:: MATERIALE FORNITO

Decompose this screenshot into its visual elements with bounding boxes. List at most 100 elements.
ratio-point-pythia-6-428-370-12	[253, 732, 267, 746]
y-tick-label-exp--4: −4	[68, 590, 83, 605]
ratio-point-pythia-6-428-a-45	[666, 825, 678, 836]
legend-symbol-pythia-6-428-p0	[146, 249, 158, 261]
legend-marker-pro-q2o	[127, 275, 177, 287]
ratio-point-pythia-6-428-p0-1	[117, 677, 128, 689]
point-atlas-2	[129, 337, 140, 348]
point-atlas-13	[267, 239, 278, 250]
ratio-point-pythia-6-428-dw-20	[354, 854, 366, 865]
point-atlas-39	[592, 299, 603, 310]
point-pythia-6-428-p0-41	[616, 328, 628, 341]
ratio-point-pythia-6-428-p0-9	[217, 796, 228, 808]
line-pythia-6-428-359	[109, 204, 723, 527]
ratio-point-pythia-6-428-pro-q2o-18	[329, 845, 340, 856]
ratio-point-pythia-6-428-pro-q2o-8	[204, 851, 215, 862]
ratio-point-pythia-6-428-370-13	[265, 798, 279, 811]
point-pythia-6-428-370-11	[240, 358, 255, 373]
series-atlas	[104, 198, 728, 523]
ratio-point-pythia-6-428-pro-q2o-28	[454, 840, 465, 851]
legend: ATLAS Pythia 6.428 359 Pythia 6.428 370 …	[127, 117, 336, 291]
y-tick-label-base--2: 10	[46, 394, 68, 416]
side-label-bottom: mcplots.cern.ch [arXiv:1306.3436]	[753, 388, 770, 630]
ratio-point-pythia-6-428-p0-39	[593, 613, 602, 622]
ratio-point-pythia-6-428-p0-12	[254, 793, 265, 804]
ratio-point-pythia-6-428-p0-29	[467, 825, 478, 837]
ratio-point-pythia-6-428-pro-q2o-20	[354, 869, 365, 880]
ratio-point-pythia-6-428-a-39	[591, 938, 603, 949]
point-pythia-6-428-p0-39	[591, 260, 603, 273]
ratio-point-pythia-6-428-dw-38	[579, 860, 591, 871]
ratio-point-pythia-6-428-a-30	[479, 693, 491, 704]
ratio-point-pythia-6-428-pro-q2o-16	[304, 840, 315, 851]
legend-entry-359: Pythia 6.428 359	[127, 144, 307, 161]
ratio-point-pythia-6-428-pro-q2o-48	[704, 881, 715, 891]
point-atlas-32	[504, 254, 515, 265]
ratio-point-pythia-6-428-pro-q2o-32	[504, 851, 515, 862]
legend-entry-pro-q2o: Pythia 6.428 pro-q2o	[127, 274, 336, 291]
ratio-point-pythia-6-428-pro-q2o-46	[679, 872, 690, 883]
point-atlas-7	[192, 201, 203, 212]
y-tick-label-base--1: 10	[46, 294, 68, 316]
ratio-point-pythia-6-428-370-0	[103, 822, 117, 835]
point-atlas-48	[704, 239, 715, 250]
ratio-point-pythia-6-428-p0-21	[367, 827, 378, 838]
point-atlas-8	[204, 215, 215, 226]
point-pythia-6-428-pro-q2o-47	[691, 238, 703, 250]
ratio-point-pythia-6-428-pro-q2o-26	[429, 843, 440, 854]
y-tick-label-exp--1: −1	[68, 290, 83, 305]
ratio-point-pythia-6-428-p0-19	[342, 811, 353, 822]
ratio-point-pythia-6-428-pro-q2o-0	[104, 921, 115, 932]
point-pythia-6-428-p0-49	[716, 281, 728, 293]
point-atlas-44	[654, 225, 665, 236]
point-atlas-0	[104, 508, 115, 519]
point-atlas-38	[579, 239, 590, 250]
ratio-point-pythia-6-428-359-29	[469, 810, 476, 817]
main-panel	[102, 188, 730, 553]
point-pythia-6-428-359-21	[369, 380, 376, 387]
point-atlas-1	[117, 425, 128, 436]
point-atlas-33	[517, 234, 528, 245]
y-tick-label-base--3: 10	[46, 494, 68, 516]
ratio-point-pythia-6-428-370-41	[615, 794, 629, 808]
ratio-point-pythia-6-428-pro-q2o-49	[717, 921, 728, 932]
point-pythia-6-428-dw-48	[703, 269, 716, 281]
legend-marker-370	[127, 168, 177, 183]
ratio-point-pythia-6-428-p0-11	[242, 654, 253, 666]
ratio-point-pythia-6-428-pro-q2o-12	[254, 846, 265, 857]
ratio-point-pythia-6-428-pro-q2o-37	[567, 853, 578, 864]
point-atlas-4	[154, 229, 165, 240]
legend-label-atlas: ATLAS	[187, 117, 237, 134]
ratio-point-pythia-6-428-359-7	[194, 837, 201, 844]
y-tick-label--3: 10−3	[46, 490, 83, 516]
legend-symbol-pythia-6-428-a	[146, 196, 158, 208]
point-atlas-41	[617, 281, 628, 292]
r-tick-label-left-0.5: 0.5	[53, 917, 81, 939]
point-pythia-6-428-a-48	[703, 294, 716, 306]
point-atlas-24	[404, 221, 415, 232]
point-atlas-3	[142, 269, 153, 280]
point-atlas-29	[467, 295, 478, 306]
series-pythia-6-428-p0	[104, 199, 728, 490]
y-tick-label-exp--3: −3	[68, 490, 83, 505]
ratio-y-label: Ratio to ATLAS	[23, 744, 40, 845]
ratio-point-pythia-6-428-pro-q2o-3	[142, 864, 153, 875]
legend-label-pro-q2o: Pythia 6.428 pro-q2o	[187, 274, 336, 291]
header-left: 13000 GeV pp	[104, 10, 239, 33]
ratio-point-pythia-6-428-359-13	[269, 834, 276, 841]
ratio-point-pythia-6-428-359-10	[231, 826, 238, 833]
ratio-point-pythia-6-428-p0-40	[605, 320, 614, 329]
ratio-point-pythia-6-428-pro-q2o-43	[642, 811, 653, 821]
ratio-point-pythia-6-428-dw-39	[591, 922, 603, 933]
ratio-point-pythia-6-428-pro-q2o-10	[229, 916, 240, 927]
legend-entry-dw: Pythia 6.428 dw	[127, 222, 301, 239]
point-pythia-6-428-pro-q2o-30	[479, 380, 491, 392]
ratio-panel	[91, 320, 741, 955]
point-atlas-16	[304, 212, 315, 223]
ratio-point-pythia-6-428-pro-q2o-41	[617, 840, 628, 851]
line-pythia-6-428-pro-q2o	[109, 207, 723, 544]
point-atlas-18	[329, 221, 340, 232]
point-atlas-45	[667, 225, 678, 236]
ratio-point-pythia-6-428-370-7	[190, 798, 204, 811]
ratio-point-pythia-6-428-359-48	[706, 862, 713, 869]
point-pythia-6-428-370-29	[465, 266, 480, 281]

::::

COMPITO ASSEGNATO:
Trascrivi il materiale qui sopra come un elenco JSON di stringhe, una stringa per ogni riga, senza includere le righe vuote.

RISPOSTA AL COMPITO:
[
  "Decompose this screenshot into its visual elements with bounding boxes. List at most 100 elements.",
  "ratio-point-pythia-6-428-370-12\t[253, 732, 267, 746]",
  "y-tick-label-exp--4: −4\t[68, 590, 83, 605]",
  "ratio-point-pythia-6-428-a-45\t[666, 825, 678, 836]",
  "legend-symbol-pythia-6-428-p0\t[146, 249, 158, 261]",
  "legend-marker-pro-q2o\t[127, 275, 177, 287]",
  "ratio-point-pythia-6-428-p0-1\t[117, 677, 128, 689]",
  "point-atlas-2\t[129, 337, 140, 348]",
  "point-atlas-13\t[267, 239, 278, 250]",
  "ratio-point-pythia-6-428-dw-20\t[354, 854, 366, 865]",
  "point-atlas-39\t[592, 299, 603, 310]",
  "point-pythia-6-428-p0-41\t[616, 328, 628, 341]",
  "ratio-point-pythia-6-428-p0-9\t[217, 796, 228, 808]",
  "line-pythia-6-428-359\t[109, 204, 723, 527]",
  "ratio-point-pythia-6-428-pro-q2o-18\t[329, 845, 340, 856]",
  "ratio-point-pythia-6-428-pro-q2o-8\t[204, 851, 215, 862]",
  "ratio-point-pythia-6-428-370-13\t[265, 798, 279, 811]",
  "point-pythia-6-428-370-11\t[240, 358, 255, 373]",
  "series-atlas\t[104, 198, 728, 523]",
  "ratio-point-pythia-6-428-pro-q2o-28\t[454, 840, 465, 851]",
  "legend: ATLAS Pythia 6.428 359 Pythia 6.428 370 …\t[127, 117, 336, 291]",
  "y-tick-label-base--2: 10\t[46, 394, 68, 416]",
  "side-label-bottom: mcplots.cern.ch [arXiv:1306.3436]\t[753, 388, 770, 630]",
  "ratio-point-pythia-6-428-p0-39\t[593, 613, 602, 622]",
  "ratio-point-pythia-6-428-p0-12\t[254, 793, 265, 804]",
  "ratio-point-pythia-6-428-p0-29\t[467, 825, 478, 837]",
  "ratio-point-pythia-6-428-pro-q2o-20\t[354, 869, 365, 880]",
  "ratio-point-pythia-6-428-a-39\t[591, 938, 603, 949]",
  "point-pythia-6-428-p0-39\t[591, 260, 603, 273]",
  "ratio-point-pythia-6-428-dw-38\t[579, 860, 591, 871]",
  "ratio-point-pythia-6-428-a-30\t[479, 693, 491, 704]",
  "ratio-point-pythia-6-428-pro-q2o-16\t[304, 840, 315, 851]",
  "legend-entry-359: Pythia 6.428 359\t[127, 144, 307, 161]",
  "ratio-point-pythia-6-428-pro-q2o-48\t[704, 881, 715, 891]",
  "point-atlas-32\t[504, 254, 515, 265]",
  "ratio-point-pythia-6-428-pro-q2o-32\t[504, 851, 515, 862]",
  "legend-entry-pro-q2o: Pythia 6.428 pro-q2o\t[127, 274, 336, 291]",
  "ratio-point-pythia-6-428-pro-q2o-46\t[679, 872, 690, 883]",
  "point-atlas-7\t[192, 201, 203, 212]",
  "y-tick-label-base--1: 10\t[46, 294, 68, 316]",
  "ratio-point-pythia-6-428-370-0\t[103, 822, 117, 835]",
  "point-atlas-48\t[704, 239, 715, 250]",
  "ratio-point-pythia-6-428-p0-21\t[367, 827, 378, 838]",
  "point-atlas-8\t[204, 215, 215, 226]",
  "point-pythia-6-428-pro-q2o-47\t[691, 238, 703, 250]",
  "ratio-point-pythia-6-428-pro-q2o-26\t[429, 843, 440, 854]",
  "y-tick-label-exp--1: −1\t[68, 290, 83, 305]",
  "ratio-point-pythia-6-428-p0-19\t[342, 811, 353, 822]",
  "ratio-point-pythia-6-428-pro-q2o-0\t[104, 921, 115, 932]",
  "point-pythia-6-428-p0-49\t[716, 281, 728, 293]",
  "point-atlas-44\t[654, 225, 665, 236]",
  "point-atlas-0\t[104, 508, 115, 519]",
  "point-atlas-38\t[579, 239, 590, 250]",
  "ratio-point-pythia-6-428-359-29\t[469, 810, 476, 817]",
  "main-panel\t[102, 188, 730, 553]",
  "point-pythia-6-428-359-21\t[369, 380, 376, 387]",
  "point-atlas-1\t[117, 425, 128, 436]",
  "point-atlas-33\t[517, 234, 528, 245]",
  "y-tick-label-base--3: 10\t[46, 494, 68, 516]",
  "ratio-point-pythia-6-428-370-41\t[615, 794, 629, 808]",
  "ratio-point-pythia-6-428-pro-q2o-49\t[717, 921, 728, 932]",
  "point-pythia-6-428-dw-48\t[703, 269, 716, 281]",
  "legend-marker-370\t[127, 168, 177, 183]",
  "ratio-point-pythia-6-428-p0-11\t[242, 654, 253, 666]",
  "ratio-point-pythia-6-428-pro-q2o-12\t[254, 846, 265, 857]",
  "ratio-point-pythia-6-428-pro-q2o-37\t[567, 853, 578, 864]",
  "point-atlas-4\t[154, 229, 165, 240]",
  "legend-label-atlas: ATLAS\t[187, 117, 237, 134]",
  "ratio-point-pythia-6-428-359-7\t[194, 837, 201, 844]",
  "y-tick-label--3: 10−3\t[46, 490, 83, 516]",
  "legend-symbol-pythia-6-428-a\t[146, 196, 158, 208]",
  "point-atlas-41\t[617, 281, 628, 292]",
  "r-tick-label-left-0.5: 0.5\t[53, 917, 81, 939]",
  "point-pythia-6-428-a-48\t[703, 294, 716, 306]",
  "point-atlas-24\t[404, 221, 415, 232]",
  "point-atlas-3\t[142, 269, 153, 280]",
  "point-atlas-29\t[467, 295, 478, 306]",
  "series-pythia-6-428-p0\t[104, 199, 728, 490]",
  "y-tick-label-exp--3: −3\t[68, 490, 83, 505]",
  "ratio-y-label: Ratio to ATLAS\t[23, 744, 40, 845]",
  "ratio-point-pythia-6-428-pro-q2o-3\t[142, 864, 153, 875]",
  "legend-label-pro-q2o: Pythia 6.428 pro-q2o\t[187, 274, 336, 291]",
  "header-left: 13000 GeV pp\t[104, 10, 239, 33]",
  "ratio-point-pythia-6-428-359-13\t[269, 834, 276, 841]",
  "ratio-point-pythia-6-428-359-10\t[231, 826, 238, 833]",
  "ratio-point-pythia-6-428-p0-40\t[605, 320, 614, 329]",
  "ratio-point-pythia-6-428-pro-q2o-43\t[642, 811, 653, 821]",
  "ratio-point-pythia-6-428-dw-39\t[591, 922, 603, 933]",
  "ratio-point-pythia-6-428-pro-q2o-10\t[229, 916, 240, 927]",
  "legend-entry-dw: Pythia 6.428 dw\t[127, 222, 301, 239]",
  "point-pythia-6-428-pro-q2o-30\t[479, 380, 491, 392]",
  "ratio-panel\t[91, 320, 741, 955]",
  "point-atlas-16\t[304, 212, 315, 223]",
  "ratio-point-pythia-6-428-pro-q2o-41\t[617, 840, 628, 851]",
  "line-pythia-6-428-pro-q2o\t[109, 207, 723, 544]",
  "point-atlas-18\t[329, 221, 340, 232]",
  "point-atlas-45\t[667, 225, 678, 236]",
  "ratio-point-pythia-6-428-370-7\t[190, 798, 204, 811]",
  "ratio-point-pythia-6-428-359-48\t[706, 862, 713, 869]",
  "point-pythia-6-428-370-29\t[465, 266, 480, 281]"
]